**Written task:**
Exclude all pictures, then copy each of the records exactly as written.

-------

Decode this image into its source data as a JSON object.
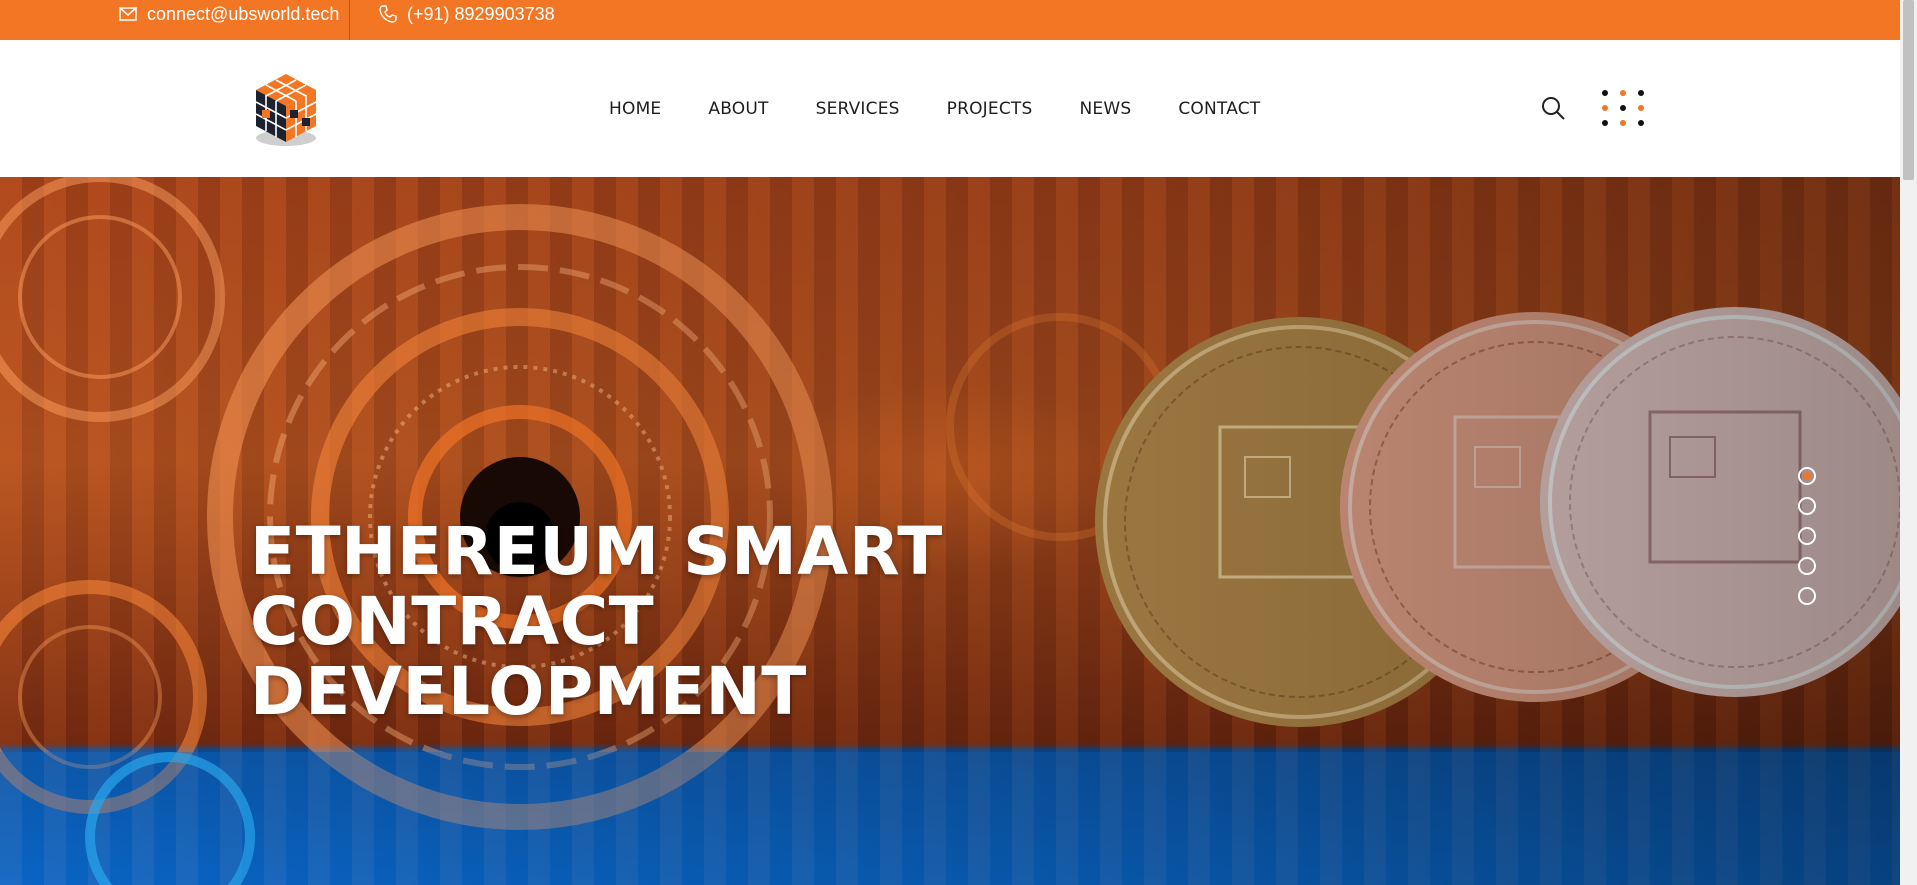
{
  "topbar": {
    "email": "connect@ubsworld.tech",
    "phone": "(+91) 8929903738",
    "email_icon": "envelope-icon",
    "phone_icon": "phone-icon",
    "background": "#f27623"
  },
  "header": {
    "logo_icon": "cube-logo-icon",
    "nav": [
      {
        "label": "HOME"
      },
      {
        "label": "ABOUT"
      },
      {
        "label": "SERVICES"
      },
      {
        "label": "PROJECTS"
      },
      {
        "label": "NEWS"
      },
      {
        "label": "CONTACT"
      }
    ],
    "search_icon": "search-icon",
    "menu_icon": "dots-grid-icon"
  },
  "hero": {
    "title_line1": "ETHEREUM SMART CONTRACT",
    "title_line2": "DEVELOPMENT",
    "slides_total": 5,
    "active_slide": 1
  },
  "colors": {
    "accent": "#f27623",
    "nav_text": "#1e1e1e"
  }
}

-------

**Written reply:**
Decode this image into its source data as a JSON object.
{
  "topbar": {
    "email": "connect@ubsworld.tech",
    "phone": "(+91) 8929903738",
    "email_icon": "envelope-icon",
    "phone_icon": "phone-icon",
    "background": "#f27623"
  },
  "header": {
    "logo_icon": "cube-logo-icon",
    "nav": [
      {
        "label": "HOME"
      },
      {
        "label": "ABOUT"
      },
      {
        "label": "SERVICES"
      },
      {
        "label": "PROJECTS"
      },
      {
        "label": "NEWS"
      },
      {
        "label": "CONTACT"
      }
    ],
    "search_icon": "search-icon",
    "menu_icon": "dots-grid-icon"
  },
  "hero": {
    "title_line1": "ETHEREUM SMART CONTRACT",
    "title_line2": "DEVELOPMENT",
    "slides_total": 5,
    "active_slide": 1
  },
  "colors": {
    "accent": "#f27623",
    "nav_text": "#1e1e1e"
  }
}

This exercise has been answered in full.